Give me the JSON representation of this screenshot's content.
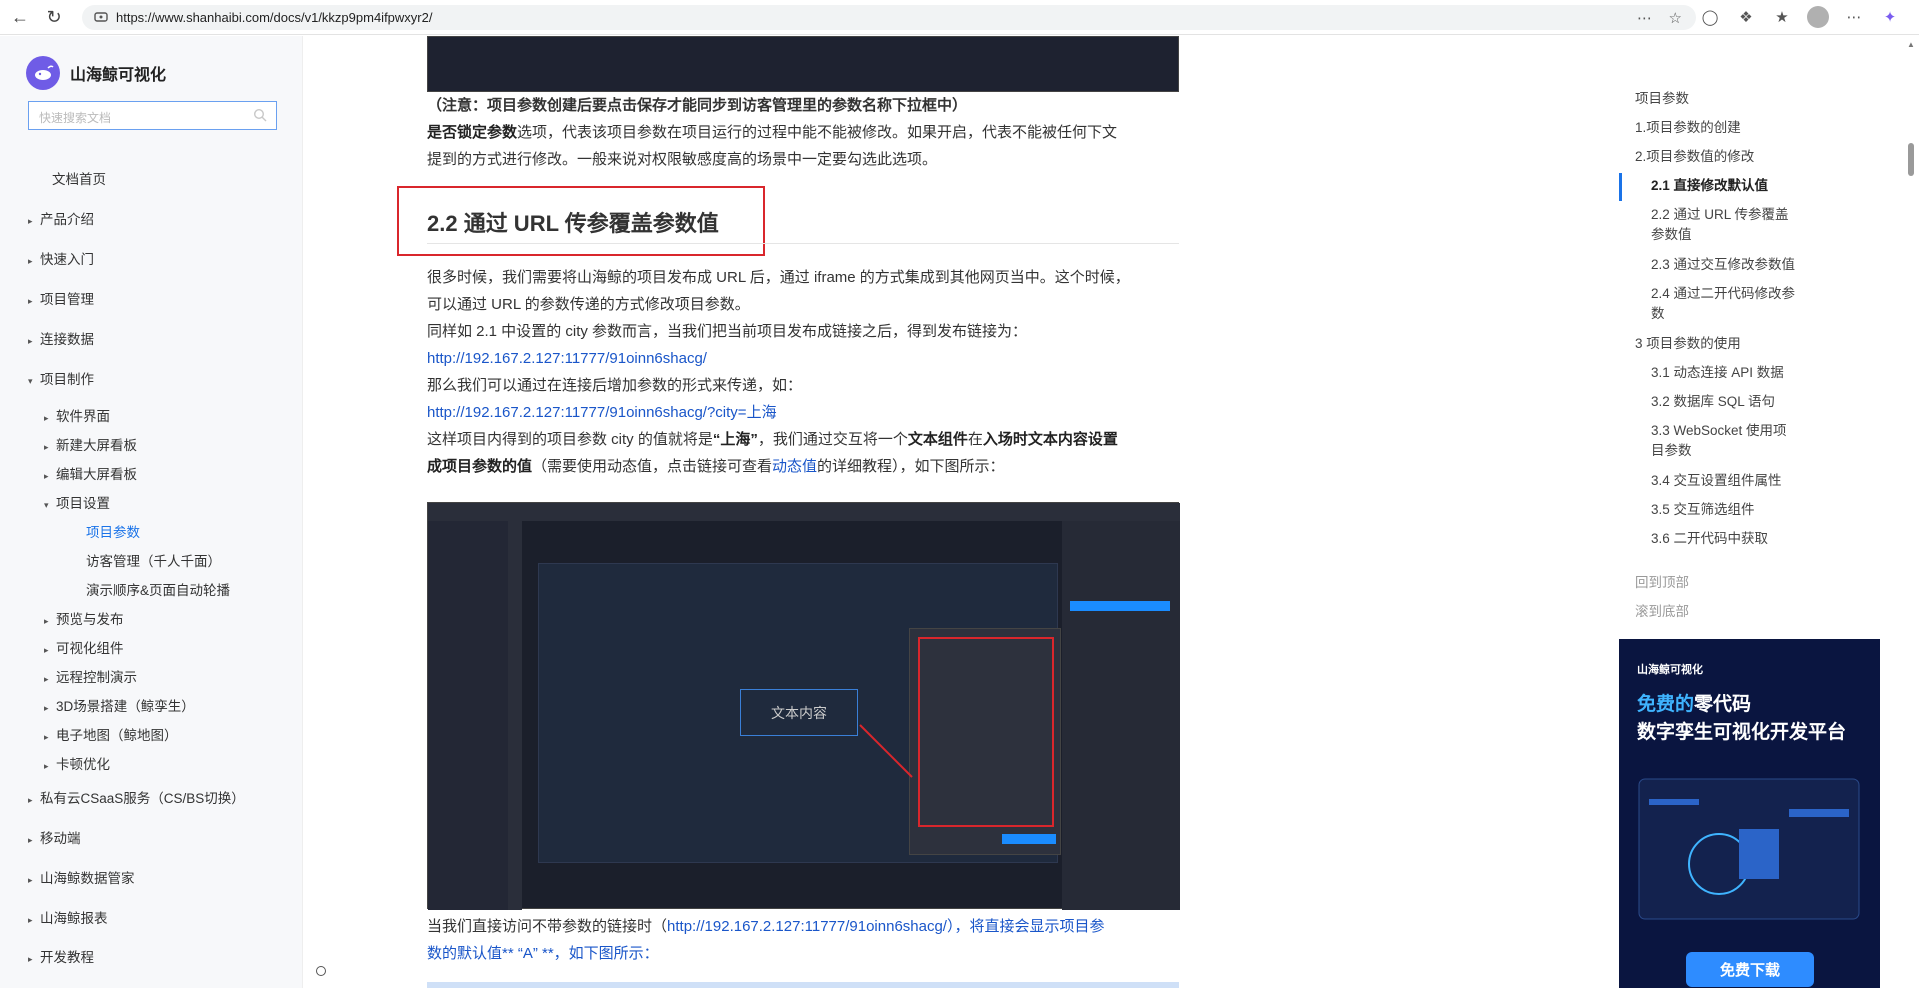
{
  "browser": {
    "url": "https://www.shanhaibi.com/docs/v1/kkzp9pm4ifpwxyr2/"
  },
  "sidebar": {
    "brand": "山海鲸可视化",
    "search_placeholder": "快速搜索文档",
    "items": [
      {
        "label": "文档首页",
        "caret": ""
      },
      {
        "label": "产品介绍",
        "caret": "▸"
      },
      {
        "label": "快速入门",
        "caret": "▸"
      },
      {
        "label": "项目管理",
        "caret": "▸"
      },
      {
        "label": "连接数据",
        "caret": "▸"
      },
      {
        "label": "项目制作",
        "caret": "▾"
      },
      {
        "label": "软件界面",
        "caret": "▸"
      },
      {
        "label": "新建大屏看板",
        "caret": "▸"
      },
      {
        "label": "编辑大屏看板",
        "caret": "▸"
      },
      {
        "label": "项目设置",
        "caret": "▾"
      },
      {
        "label": "项目参数",
        "caret": ""
      },
      {
        "label": "访客管理（千人千面）",
        "caret": ""
      },
      {
        "label": "演示顺序&页面自动轮播",
        "caret": ""
      },
      {
        "label": "预览与发布",
        "caret": "▸"
      },
      {
        "label": "可视化组件",
        "caret": "▸"
      },
      {
        "label": "远程控制演示",
        "caret": "▸"
      },
      {
        "label": "3D场景搭建（鲸孪生）",
        "caret": "▸"
      },
      {
        "label": "电子地图（鲸地图）",
        "caret": "▸"
      },
      {
        "label": "卡顿优化",
        "caret": "▸"
      },
      {
        "label": "私有云CSaaS服务（CS/BS切换）",
        "caret": "▸"
      },
      {
        "label": "移动端",
        "caret": "▸"
      },
      {
        "label": "山海鲸数据管家",
        "caret": "▸"
      },
      {
        "label": "山海鲸报表",
        "caret": "▸"
      },
      {
        "label": "开发教程",
        "caret": "▸"
      }
    ]
  },
  "article": {
    "note": "（注意：项目参数创建后要点击保存才能同步到访客管理里的参数名称下拉框中）",
    "lock_b": "是否锁定参数",
    "lock_t1": "选项，代表该项目参数在项目运行的过程中能不能被修改。如果开启，代表不能被任何下文",
    "lock_t2": "提到的方式进行修改。一般来说对权限敏感度高的场景中一定要勾选此选项。",
    "heading": "2.2 通过 URL 传参覆盖参数值",
    "p1a": "很多时候，我们需要将山海鲸的项目发布成 URL 后，通过 iframe 的方式集成到其他网页当中。这个时候，",
    "p1b": "可以通过 URL 的参数传递的方式修改项目参数。",
    "p2": "同样如 2.1 中设置的 city 参数而言，当我们把当前项目发布成链接之后，得到发布链接为：",
    "link1": "http://192.167.2.127:11777/91oinn6shacg/",
    "p3": "那么我们可以通过在连接后增加参数的形式来传递，如：",
    "link2": "http://192.167.2.127:11777/91oinn6shacg/?city=上海",
    "p4a": "这样项目内得到的项目参数 city 的值就将是",
    "p4b": "“上海”",
    "p4c": "，我们通过交互将一个",
    "p4d": "文本组件",
    "p4e": "在",
    "p4f": "入场时文本内容设置",
    "p5a": "成项目参数的值",
    "p5b": "（需要使用动态值，点击链接可查看",
    "p5c": "动态值",
    "p5d": "的详细教程），如下图所示：",
    "p6a": "当我们直接访问不带参数的链接时（",
    "p6b": "http://192.167.2.127:11777/91oinn6shacg/",
    "p6c": "），将直接会显示项目参",
    "p6d": "数的默认值** “A” **，如下图所示：",
    "screenshot_text": "文本内容"
  },
  "toc": {
    "items": [
      "项目参数",
      "1.项目参数的创建",
      "2.项目参数值的修改",
      "2.1 直接修改默认值",
      "2.2 通过 URL 传参覆盖",
      "参数值",
      "2.3 通过交互修改参数值",
      "2.4 通过二开代码修改参",
      "数",
      "3 项目参数的使用",
      "3.1 动态连接 API 数据",
      "3.2 数据库 SQL 语句",
      "3.3 WebSocket 使用项",
      "目参数",
      "3.4 交互设置组件属性",
      "3.5 交互筛选组件",
      "3.6 二开代码中获取"
    ],
    "back_top": "回到顶部",
    "to_bottom": "滚到底部"
  },
  "ad": {
    "logo": "山海鲸可视化",
    "line1_highlight": "免费的",
    "line1_rest": "零代码",
    "line2": "数字孪生可视化开发平台",
    "button": "免费下载"
  },
  "colors": {
    "accent": "#1a73e8",
    "link": "#1a56c9",
    "highlight_box": "#d9262c"
  }
}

--------------------------------------------------

* _TASK_
Transcribe the records above exactly as they appear, leaving out any pictures.

* _FINAL RESULT_
Give me the JSON representation of this screenshot's content.
{
  "browser": {
    "url": "https://www.shanhaibi.com/docs/v1/kkzp9pm4ifpwxyr2/"
  },
  "sidebar": {
    "brand": "山海鲸可视化",
    "search_placeholder": "快速搜索文档",
    "items": [
      {
        "label": "文档首页",
        "caret": ""
      },
      {
        "label": "产品介绍",
        "caret": "▸"
      },
      {
        "label": "快速入门",
        "caret": "▸"
      },
      {
        "label": "项目管理",
        "caret": "▸"
      },
      {
        "label": "连接数据",
        "caret": "▸"
      },
      {
        "label": "项目制作",
        "caret": "▾"
      },
      {
        "label": "软件界面",
        "caret": "▸"
      },
      {
        "label": "新建大屏看板",
        "caret": "▸"
      },
      {
        "label": "编辑大屏看板",
        "caret": "▸"
      },
      {
        "label": "项目设置",
        "caret": "▾"
      },
      {
        "label": "项目参数",
        "caret": ""
      },
      {
        "label": "访客管理（千人千面）",
        "caret": ""
      },
      {
        "label": "演示顺序&页面自动轮播",
        "caret": ""
      },
      {
        "label": "预览与发布",
        "caret": "▸"
      },
      {
        "label": "可视化组件",
        "caret": "▸"
      },
      {
        "label": "远程控制演示",
        "caret": "▸"
      },
      {
        "label": "3D场景搭建（鲸孪生）",
        "caret": "▸"
      },
      {
        "label": "电子地图（鲸地图）",
        "caret": "▸"
      },
      {
        "label": "卡顿优化",
        "caret": "▸"
      },
      {
        "label": "私有云CSaaS服务（CS/BS切换）",
        "caret": "▸"
      },
      {
        "label": "移动端",
        "caret": "▸"
      },
      {
        "label": "山海鲸数据管家",
        "caret": "▸"
      },
      {
        "label": "山海鲸报表",
        "caret": "▸"
      },
      {
        "label": "开发教程",
        "caret": "▸"
      }
    ]
  },
  "article": {
    "note": "（注意：项目参数创建后要点击保存才能同步到访客管理里的参数名称下拉框中）",
    "lock_b": "是否锁定参数",
    "lock_t1": "选项，代表该项目参数在项目运行的过程中能不能被修改。如果开启，代表不能被任何下文",
    "lock_t2": "提到的方式进行修改。一般来说对权限敏感度高的场景中一定要勾选此选项。",
    "heading": "2.2 通过 URL 传参覆盖参数值",
    "p1a": "很多时候，我们需要将山海鲸的项目发布成 URL 后，通过 iframe 的方式集成到其他网页当中。这个时候，",
    "p1b": "可以通过 URL 的参数传递的方式修改项目参数。",
    "p2": "同样如 2.1 中设置的 city 参数而言，当我们把当前项目发布成链接之后，得到发布链接为：",
    "link1": "http://192.167.2.127:11777/91oinn6shacg/",
    "p3": "那么我们可以通过在连接后增加参数的形式来传递，如：",
    "link2": "http://192.167.2.127:11777/91oinn6shacg/?city=上海",
    "p4a": "这样项目内得到的项目参数 city 的值就将是",
    "p4b": "“上海”",
    "p4c": "，我们通过交互将一个",
    "p4d": "文本组件",
    "p4e": "在",
    "p4f": "入场时文本内容设置",
    "p5a": "成项目参数的值",
    "p5b": "（需要使用动态值，点击链接可查看",
    "p5c": "动态值",
    "p5d": "的详细教程），如下图所示：",
    "p6a": "当我们直接访问不带参数的链接时（",
    "p6b": "http://192.167.2.127:11777/91oinn6shacg/",
    "p6c": "），将直接会显示项目参",
    "p6d": "数的默认值** “A” **，如下图所示：",
    "screenshot_text": "文本内容"
  },
  "toc": {
    "items": [
      "项目参数",
      "1.项目参数的创建",
      "2.项目参数值的修改",
      "2.1 直接修改默认值",
      "2.2 通过 URL 传参覆盖",
      "参数值",
      "2.3 通过交互修改参数值",
      "2.4 通过二开代码修改参",
      "数",
      "3 项目参数的使用",
      "3.1 动态连接 API 数据",
      "3.2 数据库 SQL 语句",
      "3.3 WebSocket 使用项",
      "目参数",
      "3.4 交互设置组件属性",
      "3.5 交互筛选组件",
      "3.6 二开代码中获取"
    ],
    "back_top": "回到顶部",
    "to_bottom": "滚到底部"
  },
  "ad": {
    "logo": "山海鲸可视化",
    "line1_highlight": "免费的",
    "line1_rest": "零代码",
    "line2": "数字孪生可视化开发平台",
    "button": "免费下载"
  },
  "colors": {
    "accent": "#1a73e8",
    "link": "#1a56c9",
    "highlight_box": "#d9262c"
  }
}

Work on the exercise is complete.